- WORK TO BE COMPLETED
A faithful transcription of all the data is required.

[start DATA TO PROCESS]

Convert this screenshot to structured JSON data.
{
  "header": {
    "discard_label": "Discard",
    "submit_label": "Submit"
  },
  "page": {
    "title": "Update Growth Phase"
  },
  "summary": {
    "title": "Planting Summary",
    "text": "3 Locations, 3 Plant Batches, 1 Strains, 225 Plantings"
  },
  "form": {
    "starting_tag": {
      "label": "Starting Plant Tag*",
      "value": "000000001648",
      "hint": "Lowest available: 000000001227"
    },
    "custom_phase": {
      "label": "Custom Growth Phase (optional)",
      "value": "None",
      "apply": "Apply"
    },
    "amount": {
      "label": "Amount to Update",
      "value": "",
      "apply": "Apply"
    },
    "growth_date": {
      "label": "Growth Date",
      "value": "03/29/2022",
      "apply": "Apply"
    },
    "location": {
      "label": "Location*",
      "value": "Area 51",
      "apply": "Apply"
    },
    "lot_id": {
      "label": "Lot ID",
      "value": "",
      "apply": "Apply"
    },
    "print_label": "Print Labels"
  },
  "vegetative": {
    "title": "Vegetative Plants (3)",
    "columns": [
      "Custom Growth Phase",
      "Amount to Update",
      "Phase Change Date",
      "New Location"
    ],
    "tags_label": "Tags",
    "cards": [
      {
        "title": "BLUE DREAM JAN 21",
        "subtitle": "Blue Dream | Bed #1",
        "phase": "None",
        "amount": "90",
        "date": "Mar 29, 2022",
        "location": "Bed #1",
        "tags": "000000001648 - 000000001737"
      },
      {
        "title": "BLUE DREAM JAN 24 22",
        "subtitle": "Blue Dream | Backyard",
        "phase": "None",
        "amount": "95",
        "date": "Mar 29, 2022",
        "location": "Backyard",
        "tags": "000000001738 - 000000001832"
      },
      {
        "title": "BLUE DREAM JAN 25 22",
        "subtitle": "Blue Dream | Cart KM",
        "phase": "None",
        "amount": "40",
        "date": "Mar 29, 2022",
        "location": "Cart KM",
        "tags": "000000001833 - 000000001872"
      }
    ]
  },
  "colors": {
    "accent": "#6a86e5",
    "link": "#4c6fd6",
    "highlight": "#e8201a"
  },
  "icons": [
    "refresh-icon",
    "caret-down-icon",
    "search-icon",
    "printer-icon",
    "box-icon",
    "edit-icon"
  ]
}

[end DATA TO PROCESS]

- RESULT FOR THIS EXERCISE
Convert this screenshot to structured JSON data.
{
  "header": {
    "discard_label": "Discard",
    "submit_label": "Submit"
  },
  "page": {
    "title": "Update Growth Phase"
  },
  "summary": {
    "title": "Planting Summary",
    "text": "3 Locations, 3 Plant Batches, 1 Strains, 225 Plantings"
  },
  "form": {
    "starting_tag": {
      "label": "Starting Plant Tag*",
      "value": "000000001648",
      "hint": "Lowest available: 000000001227"
    },
    "custom_phase": {
      "label": "Custom Growth Phase (optional)",
      "value": "None",
      "apply": "Apply"
    },
    "amount": {
      "label": "Amount to Update",
      "value": "",
      "apply": "Apply"
    },
    "growth_date": {
      "label": "Growth Date",
      "value": "03/29/2022",
      "apply": "Apply"
    },
    "location": {
      "label": "Location*",
      "value": "Area 51",
      "apply": "Apply"
    },
    "lot_id": {
      "label": "Lot ID",
      "value": "",
      "apply": "Apply"
    },
    "print_label": "Print Labels"
  },
  "vegetative": {
    "title": "Vegetative Plants (3)",
    "columns": [
      "Custom Growth Phase",
      "Amount to Update",
      "Phase Change Date",
      "New Location"
    ],
    "tags_label": "Tags",
    "cards": [
      {
        "title": "BLUE DREAM JAN 21",
        "subtitle": "Blue Dream | Bed #1",
        "phase": "None",
        "amount": "90",
        "date": "Mar 29, 2022",
        "location": "Bed #1",
        "tags": "000000001648 - 000000001737"
      },
      {
        "title": "BLUE DREAM JAN 24 22",
        "subtitle": "Blue Dream | Backyard",
        "phase": "None",
        "amount": "95",
        "date": "Mar 29, 2022",
        "location": "Backyard",
        "tags": "000000001738 - 000000001832"
      },
      {
        "title": "BLUE DREAM JAN 25 22",
        "subtitle": "Blue Dream | Cart KM",
        "phase": "None",
        "amount": "40",
        "date": "Mar 29, 2022",
        "location": "Cart KM",
        "tags": "000000001833 - 000000001872"
      }
    ]
  },
  "colors": {
    "accent": "#6a86e5",
    "link": "#4c6fd6",
    "highlight": "#e8201a"
  },
  "icons": [
    "refresh-icon",
    "caret-down-icon",
    "search-icon",
    "printer-icon",
    "box-icon",
    "edit-icon"
  ]
}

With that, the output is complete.